[Data records]
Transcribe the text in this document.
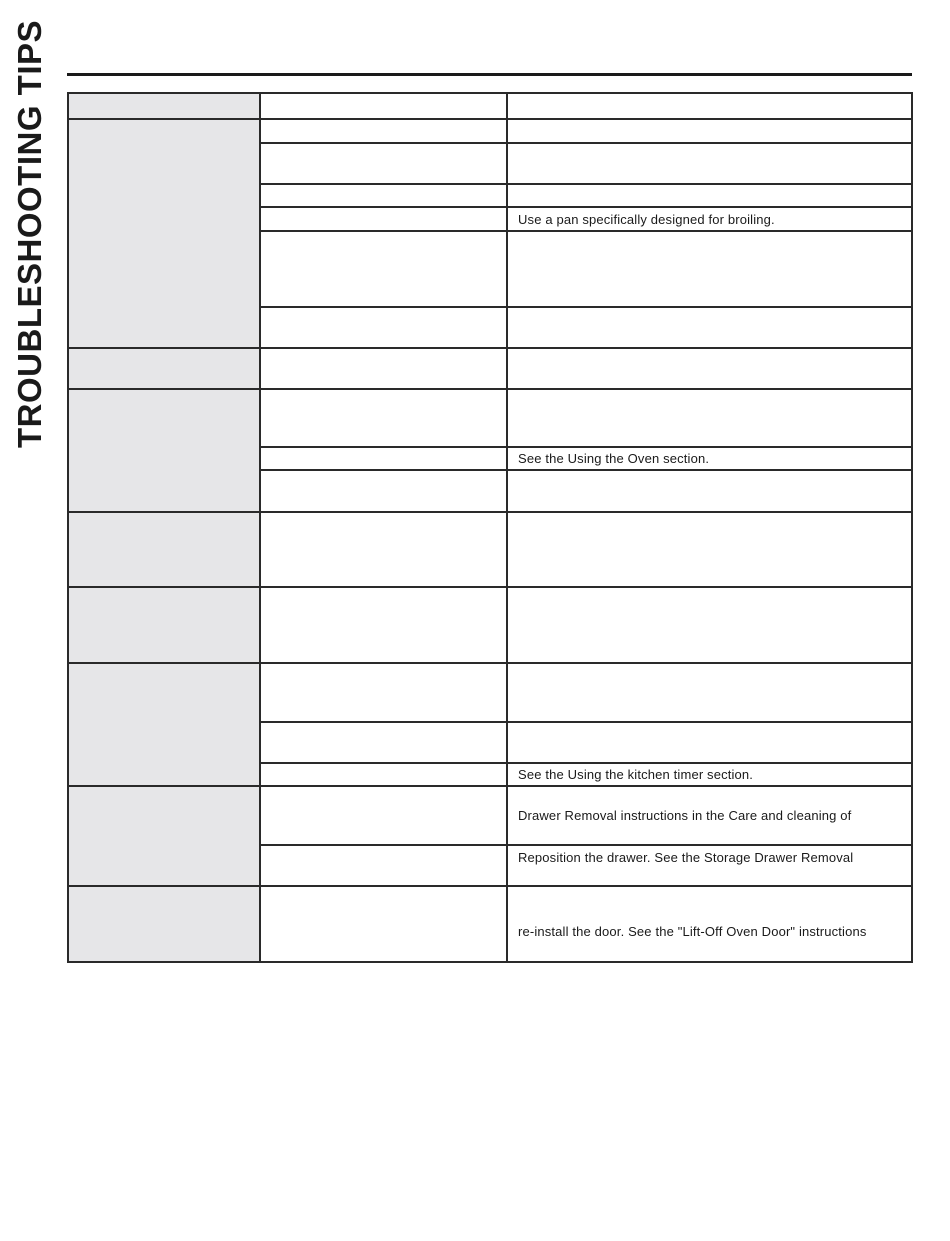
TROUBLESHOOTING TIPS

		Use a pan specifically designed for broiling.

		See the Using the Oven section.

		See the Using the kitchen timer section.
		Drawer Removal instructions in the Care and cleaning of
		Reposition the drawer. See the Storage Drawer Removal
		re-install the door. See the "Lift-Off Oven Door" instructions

[AIM] Working from the material above, transcribe it exactly while omitting pictures.

[RESULT OF THE EXERCISE]
Transcribe the text in this document.
TROUBLESHOOTING TIPS

		Use a pan specifically designed for broiling.

		See the Using the Oven section.

		See the Using the kitchen timer section.
		Drawer Removal instructions in the Care and cleaning of
		Reposition the drawer. See the Storage Drawer Removal
		re-install the door. See the "Lift-Off Oven Door" instructions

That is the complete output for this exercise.